* _AIM_
Give a verbatim copy of the lines below, minus the pictures.

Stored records
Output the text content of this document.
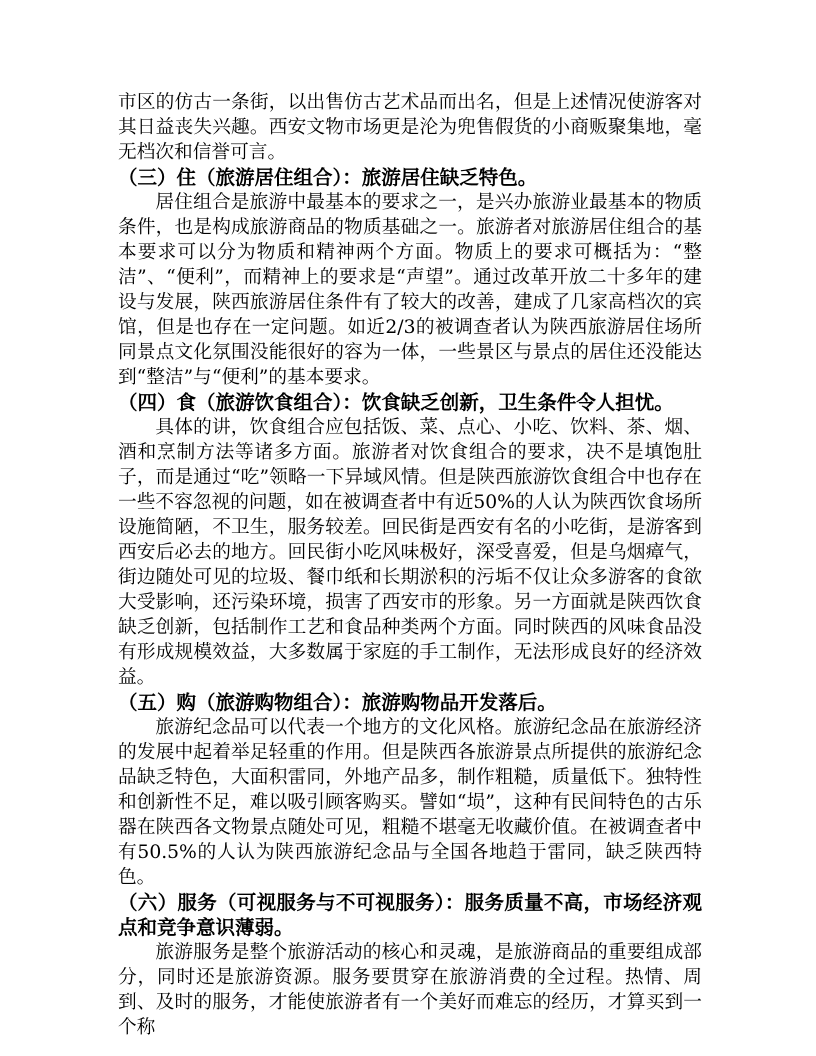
市区的仿古一条街，以出售仿古艺术品而出名，但是上述情况使游客对其日益丧失兴趣。西安文物市场更是沦为兜售假货的小商贩聚集地，毫无档次和信誉可言。

（三）住（旅游居住组合）：旅游居住缺乏特色。

居住组合是旅游中最基本的要求之一，是兴办旅游业最基本的物质条件，也是构成旅游商品的物质基础之一。旅游者对旅游居住组合的基本要求可以分为物质和精神两个方面。物质上的要求可概括为：“整洁”、“便利”，而精神上的要求是“声望”。通过改革开放二十多年的建设与发展，陕西旅游居住条件有了较大的改善，建成了几家高档次的宾馆，但是也存在一定问题。如近2/3的被调查者认为陕西旅游居住场所同景点文化氛围没能很好的容为一体，一些景区与景点的居住还没能达到“整洁”与“便利”的基本要求。

（四）食（旅游饮食组合）：饮食缺乏创新，卫生条件令人担忧。

具体的讲，饮食组合应包括饭、菜、点心、小吃、饮料、茶、烟、酒和烹制方法等诸多方面。旅游者对饮食组合的要求，决不是填饱肚子，而是通过“吃”领略一下异域风情。但是陕西旅游饮食组合中也存在一些不容忽视的问题，如在被调查者中有近50%的人认为陕西饮食场所设施简陋，不卫生，服务较差。回民街是西安有名的小吃街，是游客到西安后必去的地方。回民街小吃风味极好，深受喜爱，但是乌烟瘴气，街边随处可见的垃圾、餐巾纸和长期淤积的污垢不仅让众多游客的食欲大受影响，还污染环境，损害了西安市的形象。另一方面就是陕西饮食缺乏创新，包括制作工艺和食品种类两个方面。同时陕西的风味食品没有形成规模效益，大多数属于家庭的手工制作，无法形成良好的经济效益。

（五）购（旅游购物组合）：旅游购物品开发落后。

旅游纪念品可以代表一个地方的文化风格。旅游纪念品在旅游经济的发展中起着举足轻重的作用。但是陕西各旅游景点所提供的旅游纪念品缺乏特色，大面积雷同，外地产品多，制作粗糙，质量低下。独特性和创新性不足，难以吸引顾客购买。譬如“埙”，这种有民间特色的古乐器在陕西各文物景点随处可见，粗糙不堪毫无收藏价值。在被调查者中有50.5%的人认为陕西旅游纪念品与全国各地趋于雷同，缺乏陕西特色。

（六）服务（可视服务与不可视服务）：服务质量不高，市场经济观点和竞争意识薄弱。

旅游服务是整个旅游活动的核心和灵魂，是旅游商品的重要组成部分，同时还是旅游资源。服务要贯穿在旅游消费的全过程。热情、周到、及时的服务，才能使旅游者有一个美好而难忘的经历，才算买到一个称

* _THE OUTPUT_
Output the text content of this document.
市区的仿古一条街，以出售仿古艺术品而出名，但是上述情况使游客对其日益丧失兴趣。西安文物市场更是沦为兜售假货的小商贩聚集地，毫无档次和信誉可言。

（三）住（旅游居住组合）：旅游居住缺乏特色。

居住组合是旅游中最基本的要求之一，是兴办旅游业最基本的物质条件，也是构成旅游商品的物质基础之一。旅游者对旅游居住组合的基本要求可以分为物质和精神两个方面。物质上的要求可概括为：“整洁”、“便利”，而精神上的要求是“声望”。通过改革开放二十多年的建设与发展，陕西旅游居住条件有了较大的改善，建成了几家高档次的宾馆，但是也存在一定问题。如近2/3的被调查者认为陕西旅游居住场所同景点文化氛围没能很好的容为一体，一些景区与景点的居住还没能达到“整洁”与“便利”的基本要求。

（四）食（旅游饮食组合）：饮食缺乏创新，卫生条件令人担忧。

具体的讲，饮食组合应包括饭、菜、点心、小吃、饮料、茶、烟、酒和烹制方法等诸多方面。旅游者对饮食组合的要求，决不是填饱肚子，而是通过“吃”领略一下异域风情。但是陕西旅游饮食组合中也存在一些不容忽视的问题，如在被调查者中有近50%的人认为陕西饮食场所设施简陋，不卫生，服务较差。回民街是西安有名的小吃街，是游客到西安后必去的地方。回民街小吃风味极好，深受喜爱，但是乌烟瘴气，街边随处可见的垃圾、餐巾纸和长期淤积的污垢不仅让众多游客的食欲大受影响，还污染环境，损害了西安市的形象。另一方面就是陕西饮食缺乏创新，包括制作工艺和食品种类两个方面。同时陕西的风味食品没有形成规模效益，大多数属于家庭的手工制作，无法形成良好的经济效益。

（五）购（旅游购物组合）：旅游购物品开发落后。

旅游纪念品可以代表一个地方的文化风格。旅游纪念品在旅游经济的发展中起着举足轻重的作用。但是陕西各旅游景点所提供的旅游纪念品缺乏特色，大面积雷同，外地产品多，制作粗糙，质量低下。独特性和创新性不足，难以吸引顾客购买。譬如“埙”，这种有民间特色的古乐器在陕西各文物景点随处可见，粗糙不堪毫无收藏价值。在被调查者中有50.5%的人认为陕西旅游纪念品与全国各地趋于雷同，缺乏陕西特色。

（六）服务（可视服务与不可视服务）：服务质量不高，市场经济观点和竞争意识薄弱。

旅游服务是整个旅游活动的核心和灵魂，是旅游商品的重要组成部分，同时还是旅游资源。服务要贯穿在旅游消费的全过程。热情、周到、及时的服务，才能使旅游者有一个美好而难忘的经历，才算买到一个称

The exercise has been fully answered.